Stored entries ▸
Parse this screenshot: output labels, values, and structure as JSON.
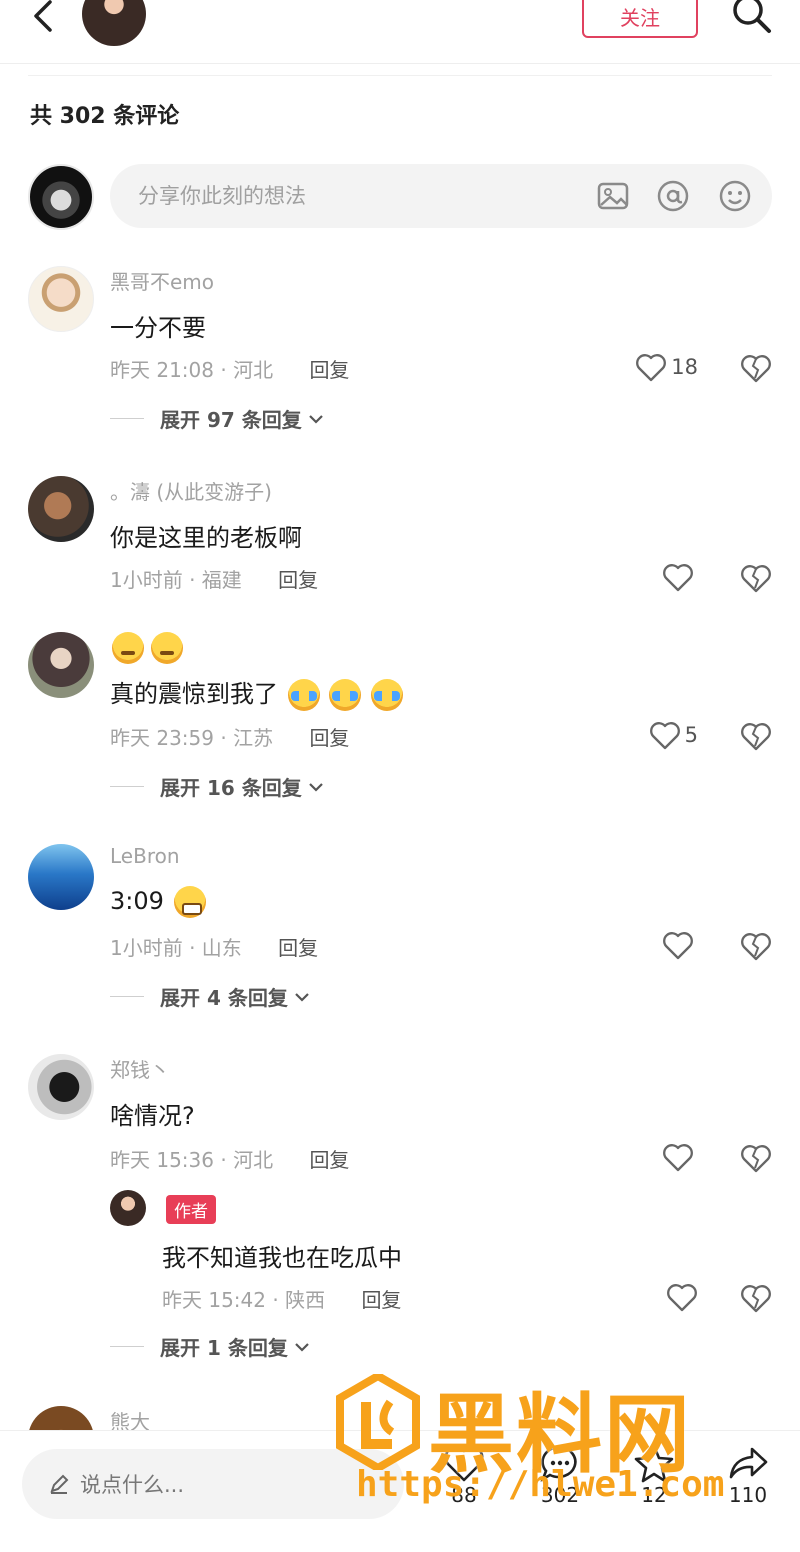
{
  "header": {
    "follow_label": "关注"
  },
  "comments_title": "共 302 条评论",
  "composer": {
    "placeholder": "分享你此刻的想法",
    "icons": [
      "image-icon",
      "at-icon",
      "emoji-icon"
    ]
  },
  "comments": [
    {
      "user": "黑哥不emo",
      "text": "一分不要",
      "time_location": "昨天 21:08 · 河北",
      "reply_label": "回复",
      "likes": "18",
      "expand_label": "展开 97 条回复"
    },
    {
      "user": "。濤 (从此变游子)",
      "text": "你是这里的老板啊",
      "time_location": "1小时前 · 福建",
      "reply_label": "回复",
      "likes": ""
    },
    {
      "user_emoji": [
        "thinking-face-emoji",
        "thinking-face-emoji"
      ],
      "text": "真的震惊到我了",
      "text_emoji": [
        "crying-laughing-emoji",
        "crying-laughing-emoji",
        "crying-laughing-emoji"
      ],
      "time_location": "昨天 23:59 · 江苏",
      "reply_label": "回复",
      "likes": "5",
      "expand_label": "展开 16 条回复"
    },
    {
      "user": "LeBron",
      "text": "3:09",
      "text_emoji": [
        "grinning-sweat-emoji"
      ],
      "time_location": "1小时前 · 山东",
      "reply_label": "回复",
      "likes": "",
      "expand_label": "展开 4 条回复"
    },
    {
      "user": "郑钱丶",
      "text": "啥情况?",
      "time_location": "昨天 15:36 · 河北",
      "reply_label": "回复",
      "likes": "",
      "reply": {
        "badge": "作者",
        "text": "我不知道我也在吃瓜中",
        "time_location": "昨天 15:42 · 陕西",
        "reply_label": "回复"
      },
      "expand_label": "展开 1 条回复"
    },
    {
      "user": "熊大"
    }
  ],
  "bottom_bar": {
    "input_label": "说点什么...",
    "likes": "88",
    "comments": "302",
    "favorites": "12",
    "shares": "110"
  },
  "watermark": {
    "text": "黑料网",
    "url": "https://hlwe1.com"
  },
  "colors": {
    "accent": "#e0415f",
    "author_badge": "#e83e57",
    "watermark": "#f7a21b"
  }
}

Aim of the exercise ▸ Reproduce the listing word for word and omit its pictures.

In response ▸
Parse this screenshot: output labels, values, and structure as JSON.
{
  "header": {
    "follow_label": "关注"
  },
  "comments_title": "共 302 条评论",
  "composer": {
    "placeholder": "分享你此刻的想法",
    "icons": [
      "image-icon",
      "at-icon",
      "emoji-icon"
    ]
  },
  "comments": [
    {
      "user": "黑哥不emo",
      "text": "一分不要",
      "time_location": "昨天 21:08 · 河北",
      "reply_label": "回复",
      "likes": "18",
      "expand_label": "展开 97 条回复"
    },
    {
      "user": "。濤 (从此变游子)",
      "text": "你是这里的老板啊",
      "time_location": "1小时前 · 福建",
      "reply_label": "回复",
      "likes": ""
    },
    {
      "user_emoji": [
        "thinking-face-emoji",
        "thinking-face-emoji"
      ],
      "text": "真的震惊到我了",
      "text_emoji": [
        "crying-laughing-emoji",
        "crying-laughing-emoji",
        "crying-laughing-emoji"
      ],
      "time_location": "昨天 23:59 · 江苏",
      "reply_label": "回复",
      "likes": "5",
      "expand_label": "展开 16 条回复"
    },
    {
      "user": "LeBron",
      "text": "3:09",
      "text_emoji": [
        "grinning-sweat-emoji"
      ],
      "time_location": "1小时前 · 山东",
      "reply_label": "回复",
      "likes": "",
      "expand_label": "展开 4 条回复"
    },
    {
      "user": "郑钱丶",
      "text": "啥情况?",
      "time_location": "昨天 15:36 · 河北",
      "reply_label": "回复",
      "likes": "",
      "reply": {
        "badge": "作者",
        "text": "我不知道我也在吃瓜中",
        "time_location": "昨天 15:42 · 陕西",
        "reply_label": "回复"
      },
      "expand_label": "展开 1 条回复"
    },
    {
      "user": "熊大"
    }
  ],
  "bottom_bar": {
    "input_label": "说点什么...",
    "likes": "88",
    "comments": "302",
    "favorites": "12",
    "shares": "110"
  },
  "watermark": {
    "text": "黑料网",
    "url": "https://hlwe1.com"
  },
  "colors": {
    "accent": "#e0415f",
    "author_badge": "#e83e57",
    "watermark": "#f7a21b"
  }
}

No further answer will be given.